*** SUPPLIED DATA

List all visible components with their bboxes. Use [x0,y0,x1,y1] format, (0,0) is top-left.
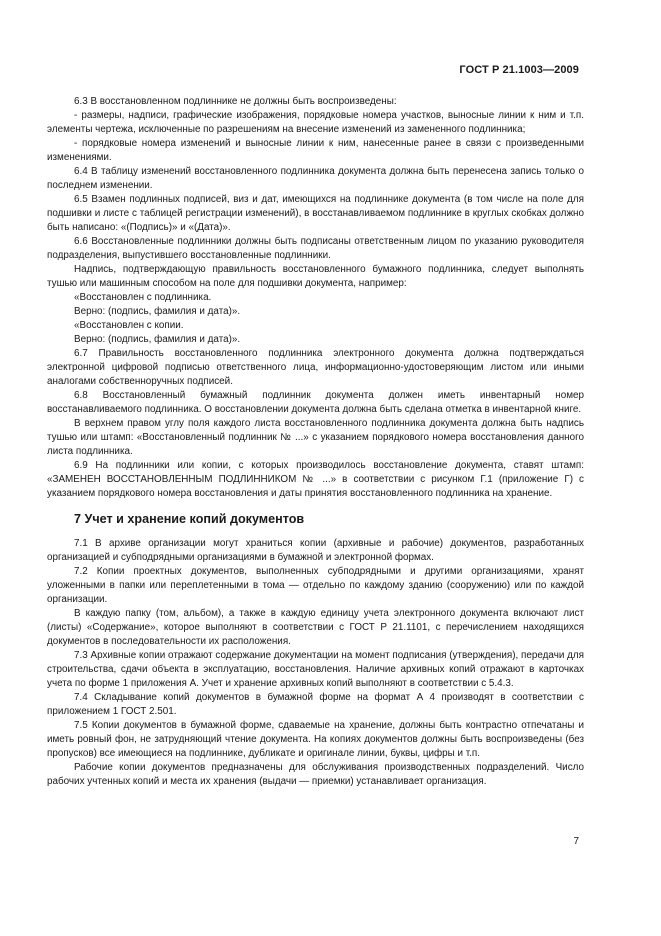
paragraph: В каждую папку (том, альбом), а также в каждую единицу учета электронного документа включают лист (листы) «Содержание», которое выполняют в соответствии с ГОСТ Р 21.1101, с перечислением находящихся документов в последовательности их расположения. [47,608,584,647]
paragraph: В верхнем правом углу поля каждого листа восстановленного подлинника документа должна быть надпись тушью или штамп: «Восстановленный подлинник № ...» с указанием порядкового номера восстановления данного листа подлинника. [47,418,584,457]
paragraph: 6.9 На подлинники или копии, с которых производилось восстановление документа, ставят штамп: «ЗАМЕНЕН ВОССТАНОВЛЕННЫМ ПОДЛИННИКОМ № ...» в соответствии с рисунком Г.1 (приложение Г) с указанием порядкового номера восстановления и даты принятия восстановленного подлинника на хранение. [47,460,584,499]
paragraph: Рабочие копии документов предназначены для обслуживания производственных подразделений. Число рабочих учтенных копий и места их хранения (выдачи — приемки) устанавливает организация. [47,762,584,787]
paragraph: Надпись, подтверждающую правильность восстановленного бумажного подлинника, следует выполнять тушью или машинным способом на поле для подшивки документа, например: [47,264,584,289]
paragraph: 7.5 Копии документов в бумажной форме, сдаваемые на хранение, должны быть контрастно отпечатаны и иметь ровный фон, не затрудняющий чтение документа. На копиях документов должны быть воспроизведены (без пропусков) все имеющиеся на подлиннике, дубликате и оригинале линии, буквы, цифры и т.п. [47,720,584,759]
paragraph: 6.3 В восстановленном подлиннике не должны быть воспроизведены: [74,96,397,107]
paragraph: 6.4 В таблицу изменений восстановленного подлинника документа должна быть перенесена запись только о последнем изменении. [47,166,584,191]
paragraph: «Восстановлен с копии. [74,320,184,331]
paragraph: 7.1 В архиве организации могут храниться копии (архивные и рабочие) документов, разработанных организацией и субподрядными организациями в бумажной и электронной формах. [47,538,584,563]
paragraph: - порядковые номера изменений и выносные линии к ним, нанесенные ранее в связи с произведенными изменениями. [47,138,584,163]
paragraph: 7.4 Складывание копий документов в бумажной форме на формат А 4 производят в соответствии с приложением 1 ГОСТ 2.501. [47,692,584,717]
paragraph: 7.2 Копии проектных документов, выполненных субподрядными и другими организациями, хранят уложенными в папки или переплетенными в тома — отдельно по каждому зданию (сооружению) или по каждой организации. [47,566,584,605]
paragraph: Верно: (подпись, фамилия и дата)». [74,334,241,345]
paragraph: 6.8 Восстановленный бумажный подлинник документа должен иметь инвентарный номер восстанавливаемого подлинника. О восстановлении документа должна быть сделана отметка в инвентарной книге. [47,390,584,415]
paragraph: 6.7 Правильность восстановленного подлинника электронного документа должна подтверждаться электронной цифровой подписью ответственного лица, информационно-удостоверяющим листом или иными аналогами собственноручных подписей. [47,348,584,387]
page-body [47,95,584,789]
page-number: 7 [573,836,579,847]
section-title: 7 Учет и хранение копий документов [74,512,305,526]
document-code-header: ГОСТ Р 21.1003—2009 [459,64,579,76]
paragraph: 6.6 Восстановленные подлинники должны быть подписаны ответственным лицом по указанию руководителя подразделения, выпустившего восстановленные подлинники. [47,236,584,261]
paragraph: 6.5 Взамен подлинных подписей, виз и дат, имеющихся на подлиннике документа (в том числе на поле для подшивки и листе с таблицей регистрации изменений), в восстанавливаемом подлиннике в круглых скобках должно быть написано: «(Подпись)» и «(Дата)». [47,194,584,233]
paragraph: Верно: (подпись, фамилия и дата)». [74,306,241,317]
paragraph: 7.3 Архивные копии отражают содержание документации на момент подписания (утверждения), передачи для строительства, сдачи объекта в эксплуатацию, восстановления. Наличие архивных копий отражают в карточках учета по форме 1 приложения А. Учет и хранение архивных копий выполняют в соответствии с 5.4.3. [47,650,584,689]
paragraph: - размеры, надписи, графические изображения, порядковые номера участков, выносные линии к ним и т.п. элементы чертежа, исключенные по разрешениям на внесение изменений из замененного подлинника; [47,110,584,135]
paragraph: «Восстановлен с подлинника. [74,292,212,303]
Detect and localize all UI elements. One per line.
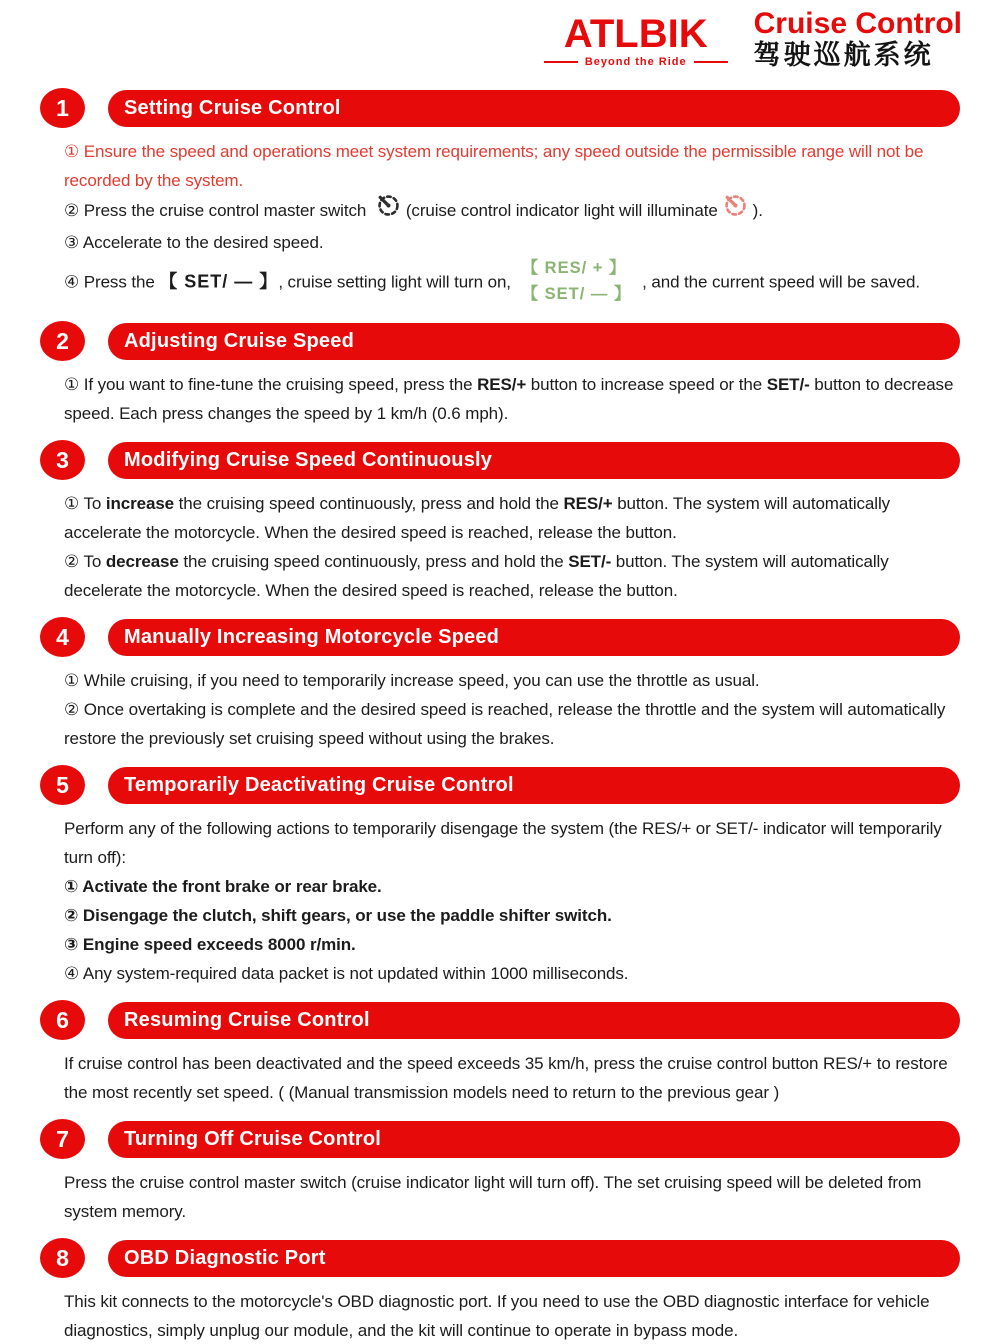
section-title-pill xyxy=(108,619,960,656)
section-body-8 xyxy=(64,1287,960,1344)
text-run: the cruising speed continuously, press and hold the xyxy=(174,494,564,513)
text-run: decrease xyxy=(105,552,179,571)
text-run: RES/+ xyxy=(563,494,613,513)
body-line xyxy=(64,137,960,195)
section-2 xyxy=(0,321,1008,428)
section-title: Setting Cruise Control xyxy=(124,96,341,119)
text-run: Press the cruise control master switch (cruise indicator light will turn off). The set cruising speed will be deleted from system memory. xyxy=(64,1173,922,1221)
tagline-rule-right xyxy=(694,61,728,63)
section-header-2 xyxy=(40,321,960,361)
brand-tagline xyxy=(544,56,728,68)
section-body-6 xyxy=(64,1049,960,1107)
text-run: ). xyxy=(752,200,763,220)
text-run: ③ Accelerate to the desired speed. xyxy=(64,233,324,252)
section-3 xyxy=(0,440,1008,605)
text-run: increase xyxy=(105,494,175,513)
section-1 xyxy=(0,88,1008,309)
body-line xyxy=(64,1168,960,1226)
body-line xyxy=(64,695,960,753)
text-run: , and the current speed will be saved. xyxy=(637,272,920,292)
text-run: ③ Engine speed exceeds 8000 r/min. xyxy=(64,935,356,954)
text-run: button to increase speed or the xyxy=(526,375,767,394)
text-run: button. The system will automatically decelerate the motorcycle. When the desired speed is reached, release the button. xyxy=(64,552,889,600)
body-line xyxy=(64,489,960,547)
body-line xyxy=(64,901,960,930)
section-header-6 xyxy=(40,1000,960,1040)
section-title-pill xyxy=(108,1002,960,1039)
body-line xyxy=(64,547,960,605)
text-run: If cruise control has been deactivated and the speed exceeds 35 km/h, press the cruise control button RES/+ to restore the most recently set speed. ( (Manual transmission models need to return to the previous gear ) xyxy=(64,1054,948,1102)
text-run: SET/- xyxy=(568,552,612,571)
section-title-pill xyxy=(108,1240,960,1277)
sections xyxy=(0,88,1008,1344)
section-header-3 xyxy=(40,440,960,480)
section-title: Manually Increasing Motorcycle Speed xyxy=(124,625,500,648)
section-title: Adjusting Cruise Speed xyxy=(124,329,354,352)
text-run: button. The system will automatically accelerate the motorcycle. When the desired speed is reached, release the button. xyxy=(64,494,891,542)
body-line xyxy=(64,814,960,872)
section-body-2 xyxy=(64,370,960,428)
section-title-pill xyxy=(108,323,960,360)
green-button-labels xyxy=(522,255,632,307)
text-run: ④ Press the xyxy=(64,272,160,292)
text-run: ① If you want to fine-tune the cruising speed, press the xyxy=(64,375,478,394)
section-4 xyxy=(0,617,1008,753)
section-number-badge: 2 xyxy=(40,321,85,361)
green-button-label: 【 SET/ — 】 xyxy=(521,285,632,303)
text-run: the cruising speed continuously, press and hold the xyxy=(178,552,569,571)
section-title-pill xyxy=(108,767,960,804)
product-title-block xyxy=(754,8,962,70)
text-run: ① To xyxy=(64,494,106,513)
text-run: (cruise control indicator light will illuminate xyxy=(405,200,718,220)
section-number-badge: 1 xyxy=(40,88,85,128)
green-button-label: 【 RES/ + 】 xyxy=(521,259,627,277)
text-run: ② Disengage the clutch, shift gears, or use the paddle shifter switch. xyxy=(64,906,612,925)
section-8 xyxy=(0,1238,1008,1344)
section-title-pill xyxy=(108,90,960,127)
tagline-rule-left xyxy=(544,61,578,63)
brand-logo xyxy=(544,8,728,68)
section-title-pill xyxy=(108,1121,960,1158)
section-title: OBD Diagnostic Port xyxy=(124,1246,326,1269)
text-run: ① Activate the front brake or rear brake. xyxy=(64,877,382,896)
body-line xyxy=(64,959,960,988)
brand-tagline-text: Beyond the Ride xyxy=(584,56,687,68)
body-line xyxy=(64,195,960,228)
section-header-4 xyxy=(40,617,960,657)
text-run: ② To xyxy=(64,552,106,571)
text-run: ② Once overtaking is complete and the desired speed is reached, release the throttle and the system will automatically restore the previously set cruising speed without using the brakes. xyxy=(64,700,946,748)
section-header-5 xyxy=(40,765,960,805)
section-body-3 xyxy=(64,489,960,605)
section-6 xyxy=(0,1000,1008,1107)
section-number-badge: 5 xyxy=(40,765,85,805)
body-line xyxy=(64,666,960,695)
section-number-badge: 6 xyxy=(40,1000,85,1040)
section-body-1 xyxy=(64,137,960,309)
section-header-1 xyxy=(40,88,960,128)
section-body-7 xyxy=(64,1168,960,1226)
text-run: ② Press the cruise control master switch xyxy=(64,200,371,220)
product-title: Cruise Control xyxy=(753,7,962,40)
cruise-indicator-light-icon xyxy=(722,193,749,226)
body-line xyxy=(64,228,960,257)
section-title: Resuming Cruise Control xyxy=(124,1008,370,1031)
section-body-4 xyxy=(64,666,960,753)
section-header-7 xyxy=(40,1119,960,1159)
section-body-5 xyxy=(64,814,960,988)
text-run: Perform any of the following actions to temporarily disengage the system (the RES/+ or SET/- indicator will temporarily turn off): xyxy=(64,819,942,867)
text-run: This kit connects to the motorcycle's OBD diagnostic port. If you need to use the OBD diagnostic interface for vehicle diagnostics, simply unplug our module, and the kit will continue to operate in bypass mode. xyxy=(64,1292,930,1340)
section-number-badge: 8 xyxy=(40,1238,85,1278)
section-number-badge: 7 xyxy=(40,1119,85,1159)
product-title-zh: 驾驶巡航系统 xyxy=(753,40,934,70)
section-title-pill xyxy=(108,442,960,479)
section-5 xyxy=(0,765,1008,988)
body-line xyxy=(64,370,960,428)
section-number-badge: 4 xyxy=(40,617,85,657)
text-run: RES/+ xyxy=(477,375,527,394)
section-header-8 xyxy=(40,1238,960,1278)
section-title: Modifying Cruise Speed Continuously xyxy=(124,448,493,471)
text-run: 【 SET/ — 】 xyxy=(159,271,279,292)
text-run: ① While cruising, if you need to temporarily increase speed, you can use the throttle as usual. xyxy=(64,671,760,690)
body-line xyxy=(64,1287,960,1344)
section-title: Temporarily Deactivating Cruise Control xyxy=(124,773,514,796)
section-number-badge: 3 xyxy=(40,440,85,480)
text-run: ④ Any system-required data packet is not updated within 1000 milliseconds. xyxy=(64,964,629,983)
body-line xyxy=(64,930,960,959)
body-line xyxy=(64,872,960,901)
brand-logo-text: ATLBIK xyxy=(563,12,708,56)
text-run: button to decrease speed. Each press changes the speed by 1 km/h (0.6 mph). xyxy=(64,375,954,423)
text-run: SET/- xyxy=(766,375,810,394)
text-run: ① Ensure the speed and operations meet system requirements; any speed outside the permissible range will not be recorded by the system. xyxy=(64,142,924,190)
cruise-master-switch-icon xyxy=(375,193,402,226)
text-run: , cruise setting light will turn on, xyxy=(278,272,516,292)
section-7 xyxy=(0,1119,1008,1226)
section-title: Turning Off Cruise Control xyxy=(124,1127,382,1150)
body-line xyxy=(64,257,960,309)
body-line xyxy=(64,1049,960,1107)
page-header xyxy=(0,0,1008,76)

******

**EXERCISE PROMPT**
Copy the lines from the one containing "paragraph: В каждую" through the one containing "с копии. [74,320,184,331]", both included, reproducing each exactly.

**REPLY**
paragraph: В каждую папку (том, альбом), а также в каждую единицу учета электронного документа включают лист (листы) «Содержание», которое выполняют в соответствии с ГОСТ Р 21.1101, с перечислением находящихся документов в последовательности их расположения. [47,608,584,647]
paragraph: В верхнем правом углу поля каждого листа восстановленного подлинника документа должна быть надпись тушью или штамп: «Восстановленный подлинник № ...» с указанием порядкового номера восстановления данного листа подлинника. [47,418,584,457]
paragraph: 6.9 На подлинники или копии, с которых производилось восстановление документа, ставят штамп: «ЗАМЕНЕН ВОССТАНОВЛЕННЫМ ПОДЛИННИКОМ № ...» в соответствии с рисунком Г.1 (приложение Г) с указанием порядкового номера восстановления и даты принятия восстановленного подлинника на хранение. [47,460,584,499]
paragraph: Рабочие копии документов предназначены для обслуживания производственных подразделений. Число рабочих учтенных копий и места их хранения (выдачи — приемки) устанавливает организация. [47,762,584,787]
paragraph: Надпись, подтверждающую правильность восстановленного бумажного подлинника, следует выполнять тушью или машинным способом на поле для подшивки документа, например: [47,264,584,289]
paragraph: 7.5 Копии документов в бумажной форме, сдаваемые на хранение, должны быть контрастно отпечатаны и иметь ровный фон, не затрудняющий чтение документа. На копиях документов должны быть воспроизведены (без пропусков) все имеющиеся на подлиннике, дубликате и оригинале линии, буквы, цифры и т.п. [47,720,584,759]
paragraph: 6.3 В восстановленном подлиннике не должны быть воспроизведены: [74,96,397,107]
paragraph: 6.4 В таблицу изменений восстановленного подлинника документа должна быть перенесена запись только о последнем изменении. [47,166,584,191]
paragraph: «Восстановлен с копии. [74,320,184,331]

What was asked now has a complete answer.